Required task
Where a line in the listing contains the string "title", copy that line out.

--- begin Available records ---

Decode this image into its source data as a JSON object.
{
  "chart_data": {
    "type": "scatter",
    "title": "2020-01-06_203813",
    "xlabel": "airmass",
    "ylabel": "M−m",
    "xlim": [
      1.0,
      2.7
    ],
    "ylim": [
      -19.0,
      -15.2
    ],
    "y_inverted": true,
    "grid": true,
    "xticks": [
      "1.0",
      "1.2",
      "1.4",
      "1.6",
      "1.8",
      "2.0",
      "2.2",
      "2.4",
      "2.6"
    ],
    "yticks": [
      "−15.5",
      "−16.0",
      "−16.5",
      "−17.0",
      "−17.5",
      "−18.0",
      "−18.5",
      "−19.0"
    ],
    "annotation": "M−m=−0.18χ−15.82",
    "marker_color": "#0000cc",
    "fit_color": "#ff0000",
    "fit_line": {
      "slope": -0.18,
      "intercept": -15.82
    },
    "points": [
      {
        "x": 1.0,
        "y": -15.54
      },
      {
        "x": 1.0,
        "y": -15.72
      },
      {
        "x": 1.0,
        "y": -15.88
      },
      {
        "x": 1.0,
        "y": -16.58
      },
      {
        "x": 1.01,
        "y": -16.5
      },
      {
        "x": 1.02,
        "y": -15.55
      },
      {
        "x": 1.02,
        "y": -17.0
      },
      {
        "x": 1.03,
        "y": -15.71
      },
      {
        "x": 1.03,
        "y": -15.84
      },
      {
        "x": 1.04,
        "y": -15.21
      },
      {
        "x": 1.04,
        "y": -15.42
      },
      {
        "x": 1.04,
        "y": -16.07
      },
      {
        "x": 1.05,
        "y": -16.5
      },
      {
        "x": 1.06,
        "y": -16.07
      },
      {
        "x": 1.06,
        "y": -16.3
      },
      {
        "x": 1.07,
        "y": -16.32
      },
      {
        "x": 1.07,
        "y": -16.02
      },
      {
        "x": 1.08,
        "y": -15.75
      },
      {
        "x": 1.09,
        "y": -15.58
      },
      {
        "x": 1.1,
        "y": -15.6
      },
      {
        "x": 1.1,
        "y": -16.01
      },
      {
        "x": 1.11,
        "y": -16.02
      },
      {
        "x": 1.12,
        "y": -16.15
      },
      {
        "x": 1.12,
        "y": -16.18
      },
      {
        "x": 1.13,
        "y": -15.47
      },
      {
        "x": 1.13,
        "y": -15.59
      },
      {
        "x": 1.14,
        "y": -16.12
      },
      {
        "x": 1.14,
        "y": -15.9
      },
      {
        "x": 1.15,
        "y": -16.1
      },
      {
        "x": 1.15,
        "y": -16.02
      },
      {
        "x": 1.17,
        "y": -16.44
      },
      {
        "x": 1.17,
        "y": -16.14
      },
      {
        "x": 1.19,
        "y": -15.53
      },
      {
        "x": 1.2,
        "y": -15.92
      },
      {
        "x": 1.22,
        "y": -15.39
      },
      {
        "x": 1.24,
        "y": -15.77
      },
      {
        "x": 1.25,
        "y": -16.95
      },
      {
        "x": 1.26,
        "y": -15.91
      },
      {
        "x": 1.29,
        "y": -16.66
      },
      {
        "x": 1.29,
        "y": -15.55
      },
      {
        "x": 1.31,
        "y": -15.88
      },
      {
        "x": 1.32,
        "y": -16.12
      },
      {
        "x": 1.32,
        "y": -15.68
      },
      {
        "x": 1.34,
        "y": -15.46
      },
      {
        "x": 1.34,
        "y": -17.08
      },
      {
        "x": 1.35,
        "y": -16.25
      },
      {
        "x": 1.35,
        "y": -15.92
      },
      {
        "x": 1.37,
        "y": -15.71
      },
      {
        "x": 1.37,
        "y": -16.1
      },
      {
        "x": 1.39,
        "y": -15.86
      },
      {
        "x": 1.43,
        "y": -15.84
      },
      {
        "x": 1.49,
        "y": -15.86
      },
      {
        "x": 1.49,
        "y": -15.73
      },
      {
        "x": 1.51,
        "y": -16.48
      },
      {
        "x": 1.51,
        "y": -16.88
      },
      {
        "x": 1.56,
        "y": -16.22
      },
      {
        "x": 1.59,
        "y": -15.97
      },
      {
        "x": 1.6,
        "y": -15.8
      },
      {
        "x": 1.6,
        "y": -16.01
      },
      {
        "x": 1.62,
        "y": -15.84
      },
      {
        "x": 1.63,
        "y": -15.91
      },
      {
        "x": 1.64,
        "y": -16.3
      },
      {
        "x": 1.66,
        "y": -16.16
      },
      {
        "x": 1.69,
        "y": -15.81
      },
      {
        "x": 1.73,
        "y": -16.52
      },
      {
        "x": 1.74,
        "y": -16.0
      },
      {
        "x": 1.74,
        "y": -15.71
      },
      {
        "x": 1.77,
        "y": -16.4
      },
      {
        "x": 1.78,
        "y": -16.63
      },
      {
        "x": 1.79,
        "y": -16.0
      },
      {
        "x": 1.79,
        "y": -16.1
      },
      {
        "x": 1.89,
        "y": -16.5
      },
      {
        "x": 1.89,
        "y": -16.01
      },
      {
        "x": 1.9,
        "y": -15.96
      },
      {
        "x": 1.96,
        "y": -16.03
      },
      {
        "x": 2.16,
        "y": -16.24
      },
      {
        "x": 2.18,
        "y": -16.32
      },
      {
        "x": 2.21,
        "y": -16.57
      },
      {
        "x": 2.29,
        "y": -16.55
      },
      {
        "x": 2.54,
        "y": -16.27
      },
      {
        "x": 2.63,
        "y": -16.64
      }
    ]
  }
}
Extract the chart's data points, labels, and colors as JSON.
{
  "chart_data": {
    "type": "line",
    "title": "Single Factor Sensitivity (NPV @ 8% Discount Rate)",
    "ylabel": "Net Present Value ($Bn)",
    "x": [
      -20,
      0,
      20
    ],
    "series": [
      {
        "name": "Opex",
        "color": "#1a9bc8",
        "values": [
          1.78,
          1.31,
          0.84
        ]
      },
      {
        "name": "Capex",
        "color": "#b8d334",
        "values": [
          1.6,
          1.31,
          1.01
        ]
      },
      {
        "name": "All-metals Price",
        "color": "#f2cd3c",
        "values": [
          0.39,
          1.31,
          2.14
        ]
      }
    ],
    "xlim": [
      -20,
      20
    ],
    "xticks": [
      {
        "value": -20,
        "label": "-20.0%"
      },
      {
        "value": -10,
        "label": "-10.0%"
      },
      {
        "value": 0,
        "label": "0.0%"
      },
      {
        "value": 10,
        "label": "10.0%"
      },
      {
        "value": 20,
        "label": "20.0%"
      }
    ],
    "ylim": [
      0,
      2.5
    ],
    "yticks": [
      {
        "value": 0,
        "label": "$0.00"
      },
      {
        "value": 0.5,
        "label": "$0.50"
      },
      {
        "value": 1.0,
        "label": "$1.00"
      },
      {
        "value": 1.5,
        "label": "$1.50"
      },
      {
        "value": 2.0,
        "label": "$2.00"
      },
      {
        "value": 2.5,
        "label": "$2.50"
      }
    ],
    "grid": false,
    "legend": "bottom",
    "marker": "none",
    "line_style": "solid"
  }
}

--- end Available records ---

Exercise answer
    "title": "2020-01-06_203813",
    "title": "Single Factor Sensitivity (NPV @ 8% Discount Rate)",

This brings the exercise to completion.